What is being asked: Transcribe each line of the records below exactly, excluding any embedded images.

Dataset entries on figures:
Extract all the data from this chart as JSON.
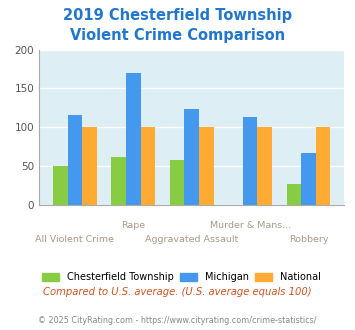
{
  "title_line1": "2019 Chesterfield Township",
  "title_line2": "Violent Crime Comparison",
  "title_color": "#2277cc",
  "x_labels_top": [
    "",
    "Rape",
    "",
    "Murder & Mans...",
    ""
  ],
  "x_labels_bottom": [
    "All Violent Crime",
    "",
    "Aggravated Assault",
    "",
    "Robbery"
  ],
  "chesterfield": [
    50,
    62,
    57,
    0,
    27
  ],
  "michigan": [
    116,
    170,
    123,
    113,
    66
  ],
  "national": [
    100,
    100,
    100,
    100,
    100
  ],
  "chesterfield_color": "#88cc44",
  "michigan_color": "#4499ee",
  "national_color": "#ffaa33",
  "ylim": [
    0,
    200
  ],
  "yticks": [
    0,
    50,
    100,
    150,
    200
  ],
  "plot_bg_color": "#ddeef5",
  "fig_bg_color": "#ffffff",
  "footer_text": "Compared to U.S. average. (U.S. average equals 100)",
  "copyright_text": "© 2025 CityRating.com - https://www.cityrating.com/crime-statistics/",
  "legend_labels": [
    "Chesterfield Township",
    "Michigan",
    "National"
  ],
  "xlabel_color": "#aa9988",
  "bar_width": 0.25
}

Reply:
Extract all the data from this chart as JSON.
{
  "title_line1": "2019 Chesterfield Township",
  "title_line2": "Violent Crime Comparison",
  "title_color": "#2277cc",
  "x_labels_top": [
    "",
    "Rape",
    "",
    "Murder & Mans...",
    ""
  ],
  "x_labels_bottom": [
    "All Violent Crime",
    "",
    "Aggravated Assault",
    "",
    "Robbery"
  ],
  "chesterfield": [
    50,
    62,
    57,
    0,
    27
  ],
  "michigan": [
    116,
    170,
    123,
    113,
    66
  ],
  "national": [
    100,
    100,
    100,
    100,
    100
  ],
  "chesterfield_color": "#88cc44",
  "michigan_color": "#4499ee",
  "national_color": "#ffaa33",
  "ylim": [
    0,
    200
  ],
  "yticks": [
    0,
    50,
    100,
    150,
    200
  ],
  "plot_bg_color": "#ddeef5",
  "fig_bg_color": "#ffffff",
  "footer_text": "Compared to U.S. average. (U.S. average equals 100)",
  "copyright_text": "© 2025 CityRating.com - https://www.cityrating.com/crime-statistics/",
  "legend_labels": [
    "Chesterfield Township",
    "Michigan",
    "National"
  ],
  "xlabel_color": "#aa9988",
  "bar_width": 0.25
}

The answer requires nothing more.